◆ Task goal ◆
Reproduce the data exactly.

◆ Dataset records ◆
______
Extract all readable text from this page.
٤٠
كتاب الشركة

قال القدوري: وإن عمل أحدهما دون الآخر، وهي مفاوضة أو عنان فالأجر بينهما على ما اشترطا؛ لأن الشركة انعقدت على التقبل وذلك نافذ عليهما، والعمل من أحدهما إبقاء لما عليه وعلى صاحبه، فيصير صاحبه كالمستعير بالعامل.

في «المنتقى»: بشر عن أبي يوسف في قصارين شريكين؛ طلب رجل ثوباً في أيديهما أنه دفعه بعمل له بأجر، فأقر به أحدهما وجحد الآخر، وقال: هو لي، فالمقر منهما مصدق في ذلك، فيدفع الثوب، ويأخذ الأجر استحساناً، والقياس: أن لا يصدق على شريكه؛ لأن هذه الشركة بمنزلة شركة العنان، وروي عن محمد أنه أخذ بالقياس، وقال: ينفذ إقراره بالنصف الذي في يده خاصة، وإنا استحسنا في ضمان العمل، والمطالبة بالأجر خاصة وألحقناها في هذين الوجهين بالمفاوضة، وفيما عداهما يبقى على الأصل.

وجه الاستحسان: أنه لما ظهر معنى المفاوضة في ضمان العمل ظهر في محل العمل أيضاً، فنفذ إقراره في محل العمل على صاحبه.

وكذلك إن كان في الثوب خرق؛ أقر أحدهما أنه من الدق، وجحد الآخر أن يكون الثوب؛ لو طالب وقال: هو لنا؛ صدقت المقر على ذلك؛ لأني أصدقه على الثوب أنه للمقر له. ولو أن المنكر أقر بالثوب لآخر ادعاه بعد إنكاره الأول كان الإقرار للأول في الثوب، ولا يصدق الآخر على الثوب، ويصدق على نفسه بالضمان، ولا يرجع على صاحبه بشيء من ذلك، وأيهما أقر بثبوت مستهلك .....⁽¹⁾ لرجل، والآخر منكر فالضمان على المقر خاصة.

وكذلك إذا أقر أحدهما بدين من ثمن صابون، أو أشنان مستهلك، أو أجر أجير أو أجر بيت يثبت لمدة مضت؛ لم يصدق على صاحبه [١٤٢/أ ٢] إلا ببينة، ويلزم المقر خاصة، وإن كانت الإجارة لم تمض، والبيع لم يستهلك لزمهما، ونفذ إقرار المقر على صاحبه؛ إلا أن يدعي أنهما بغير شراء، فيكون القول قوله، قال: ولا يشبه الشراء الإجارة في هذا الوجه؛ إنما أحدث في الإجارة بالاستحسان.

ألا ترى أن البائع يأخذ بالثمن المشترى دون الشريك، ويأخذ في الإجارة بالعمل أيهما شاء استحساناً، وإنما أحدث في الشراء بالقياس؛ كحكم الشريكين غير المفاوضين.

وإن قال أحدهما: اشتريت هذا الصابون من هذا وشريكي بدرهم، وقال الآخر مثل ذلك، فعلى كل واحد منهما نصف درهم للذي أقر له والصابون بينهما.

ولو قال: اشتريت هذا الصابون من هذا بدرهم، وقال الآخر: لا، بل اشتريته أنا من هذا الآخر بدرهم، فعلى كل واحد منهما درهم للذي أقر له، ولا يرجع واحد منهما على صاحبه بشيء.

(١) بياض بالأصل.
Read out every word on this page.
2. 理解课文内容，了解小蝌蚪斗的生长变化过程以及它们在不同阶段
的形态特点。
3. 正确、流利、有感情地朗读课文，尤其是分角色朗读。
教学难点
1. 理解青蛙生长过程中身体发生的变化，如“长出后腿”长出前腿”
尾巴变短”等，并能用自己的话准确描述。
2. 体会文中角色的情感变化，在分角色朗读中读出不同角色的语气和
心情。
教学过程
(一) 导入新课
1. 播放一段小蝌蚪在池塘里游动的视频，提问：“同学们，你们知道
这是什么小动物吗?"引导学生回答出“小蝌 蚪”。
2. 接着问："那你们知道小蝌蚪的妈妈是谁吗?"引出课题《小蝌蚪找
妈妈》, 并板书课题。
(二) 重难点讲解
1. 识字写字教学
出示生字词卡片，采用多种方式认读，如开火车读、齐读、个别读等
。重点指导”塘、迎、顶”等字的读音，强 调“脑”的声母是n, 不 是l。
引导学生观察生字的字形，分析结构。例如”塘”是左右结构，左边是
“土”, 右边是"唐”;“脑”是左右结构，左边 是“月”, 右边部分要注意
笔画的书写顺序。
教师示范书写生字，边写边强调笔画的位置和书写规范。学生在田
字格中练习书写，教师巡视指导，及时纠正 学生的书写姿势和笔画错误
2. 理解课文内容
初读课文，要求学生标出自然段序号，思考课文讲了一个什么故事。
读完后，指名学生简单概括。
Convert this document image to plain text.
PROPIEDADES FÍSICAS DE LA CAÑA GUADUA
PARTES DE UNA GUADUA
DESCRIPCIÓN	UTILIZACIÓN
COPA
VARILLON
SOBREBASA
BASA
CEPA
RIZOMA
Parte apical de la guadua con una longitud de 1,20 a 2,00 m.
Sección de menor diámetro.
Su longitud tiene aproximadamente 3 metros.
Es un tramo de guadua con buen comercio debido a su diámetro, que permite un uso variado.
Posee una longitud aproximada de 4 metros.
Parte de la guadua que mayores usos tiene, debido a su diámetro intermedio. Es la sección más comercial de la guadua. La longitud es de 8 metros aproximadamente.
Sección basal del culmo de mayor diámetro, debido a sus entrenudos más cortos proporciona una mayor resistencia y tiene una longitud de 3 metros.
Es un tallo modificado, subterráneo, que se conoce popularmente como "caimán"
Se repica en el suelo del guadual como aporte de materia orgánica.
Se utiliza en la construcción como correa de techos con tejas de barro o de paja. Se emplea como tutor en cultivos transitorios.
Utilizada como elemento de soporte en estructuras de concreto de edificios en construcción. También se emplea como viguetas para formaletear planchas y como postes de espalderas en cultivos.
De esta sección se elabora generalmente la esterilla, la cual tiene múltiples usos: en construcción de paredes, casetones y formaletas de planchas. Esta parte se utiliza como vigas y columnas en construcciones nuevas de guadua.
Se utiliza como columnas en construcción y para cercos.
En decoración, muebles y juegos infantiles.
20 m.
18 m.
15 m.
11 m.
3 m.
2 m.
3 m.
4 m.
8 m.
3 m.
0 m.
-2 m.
______
◆ Solution to this problem ◆
Extract all readable text from this page.
٤٠
كتاب الشركة

قال القدوري: وإن عمل أحدهما دون الآخر، وهي مفاوضة أو عنان فالأجر بينهما على ما اشترطا؛ لأن الشركة انعقدت على التقبل وذلك نافذ عليهما، والعمل من أحدهما إبقاء لما عليه وعلى صاحبه، فيصير صاحبه كالمستعير بالعامل.

في «المنتقى»: بشر عن أبي يوسف في قصارين شريكين؛ طلب رجل ثوباً في أيديهما أنه دفعه بعمل له بأجر، فأقر به أحدهما وجحد الآخر، وقال: هو لي، فالمقر منهما مصدق في ذلك، فيدفع الثوب، ويأخذ الأجر استحساناً، والقياس: أن لا يصدق على شريكه؛ لأن هذه الشركة بمنزلة شركة العنان، وروي عن محمد أنه أخذ بالقياس، وقال: ينفذ إقراره بالنصف الذي في يده خاصة، وإنا استحسنا في ضمان العمل، والمطالبة بالأجر خاصة وألحقناها في هذين الوجهين بالمفاوضة، وفيما عداهما يبقى على الأصل.

وجه الاستحسان: أنه لما ظهر معنى المفاوضة في ضمان العمل ظهر في محل العمل أيضاً، فنفذ إقراره في محل العمل على صاحبه.

وكذلك إن كان في الثوب خرق؛ أقر أحدهما أنه من الدق، وجحد الآخر أن يكون الثوب؛ لو طالب وقال: هو لنا؛ صدقت المقر على ذلك؛ لأني أصدقه على الثوب أنه للمقر له. ولو أن المنكر أقر بالثوب لآخر ادعاه بعد إنكاره الأول كان الإقرار للأول في الثوب، ولا يصدق الآخر على الثوب، ويصدق على نفسه بالضمان، ولا يرجع على صاحبه بشيء من ذلك، وأيهما أقر بثبوت مستهلك .....⁽¹⁾ لرجل، والآخر منكر فالضمان على المقر خاصة.

وكذلك إذا أقر أحدهما بدين من ثمن صابون، أو أشنان مستهلك، أو أجر أجير أو أجر بيت يثبت لمدة مضت؛ لم يصدق على صاحبه [١٤٢/أ ٢] إلا ببينة، ويلزم المقر خاصة، وإن كانت الإجارة لم تمض، والبيع لم يستهلك لزمهما، ونفذ إقرار المقر على صاحبه؛ إلا أن يدعي أنهما بغير شراء، فيكون القول قوله، قال: ولا يشبه الشراء الإجارة في هذا الوجه؛ إنما أحدث في الإجارة بالاستحسان.

ألا ترى أن البائع يأخذ بالثمن المشترى دون الشريك، ويأخذ في الإجارة بالعمل أيهما شاء استحساناً، وإنما أحدث في الشراء بالقياس؛ كحكم الشريكين غير المفاوضين.

وإن قال أحدهما: اشتريت هذا الصابون من هذا وشريكي بدرهم، وقال الآخر مثل ذلك، فعلى كل واحد منهما نصف درهم للذي أقر له والصابون بينهما.

ولو قال: اشتريت هذا الصابون من هذا بدرهم، وقال الآخر: لا، بل اشتريته أنا من هذا الآخر بدرهم، فعلى كل واحد منهما درهم للذي أقر له، ولا يرجع واحد منهما على صاحبه بشيء.

(١) بياض بالأصل.
Read out every word on this page.
2. 理解课文内容，了解小蝌蚪斗的生长变化过程以及它们在不同阶段
的形态特点。
3. 正确、流利、有感情地朗读课文，尤其是分角色朗读。
教学难点
1. 理解青蛙生长过程中身体发生的变化，如“长出后腿”长出前腿”
尾巴变短”等，并能用自己的话准确描述。
2. 体会文中角色的情感变化，在分角色朗读中读出不同角色的语气和
心情。
教学过程
(一) 导入新课
1. 播放一段小蝌蚪在池塘里游动的视频，提问：“同学们，你们知道
这是什么小动物吗?"引导学生回答出“小蝌 蚪”。
2. 接着问："那你们知道小蝌蚪的妈妈是谁吗?"引出课题《小蝌蚪找
妈妈》, 并板书课题。
(二) 重难点讲解
1. 识字写字教学
出示生字词卡片，采用多种方式认读，如开火车读、齐读、个别读等
。重点指导”塘、迎、顶”等字的读音，强 调“脑”的声母是n, 不 是l。
引导学生观察生字的字形，分析结构。例如”塘”是左右结构，左边是
“土”, 右边是"唐”;“脑”是左右结构，左边 是“月”, 右边部分要注意
笔画的书写顺序。
教师示范书写生字，边写边强调笔画的位置和书写规范。学生在田
字格中练习书写，教师巡视指导，及时纠正 学生的书写姿势和笔画错误
2. 理解课文内容
初读课文，要求学生标出自然段序号，思考课文讲了一个什么故事。
读完后，指名学生简单概括。
Convert this document image to plain text.
PROPIEDADES FÍSICAS DE LA CAÑA GUADUA
PARTES DE UNA GUADUA
DESCRIPCIÓN	UTILIZACIÓN
COPA
VARILLON
SOBREBASA
BASA
CEPA
RIZOMA
Parte apical de la guadua con una longitud de 1,20 a 2,00 m.
Sección de menor diámetro.
Su longitud tiene aproximadamente 3 metros.
Es un tramo de guadua con buen comercio debido a su diámetro, que permite un uso variado.
Posee una longitud aproximada de 4 metros.
Parte de la guadua que mayores usos tiene, debido a su diámetro intermedio. Es la sección más comercial de la guadua. La longitud es de 8 metros aproximadamente.
Sección basal del culmo de mayor diámetro, debido a sus entrenudos más cortos proporciona una mayor resistencia y tiene una longitud de 3 metros.
Es un tallo modificado, subterráneo, que se conoce popularmente como "caimán"
Se repica en el suelo del guadual como aporte de materia orgánica.
Se utiliza en la construcción como correa de techos con tejas de barro o de paja. Se emplea como tutor en cultivos transitorios.
Utilizada como elemento de soporte en estructuras de concreto de edificios en construcción. También se emplea como viguetas para formaletear planchas y como postes de espalderas en cultivos.
De esta sección se elabora generalmente la esterilla, la cual tiene múltiples usos: en construcción de paredes, casetones y formaletas de planchas. Esta parte se utiliza como vigas y columnas en construcciones nuevas de guadua.
Se utiliza como columnas en construcción y para cercos.
En decoración, muebles y juegos infantiles.
20 m.
18 m.
15 m.
11 m.
3 m.
2 m.
3 m.
4 m.
8 m.
3 m.
0 m.
-2 m.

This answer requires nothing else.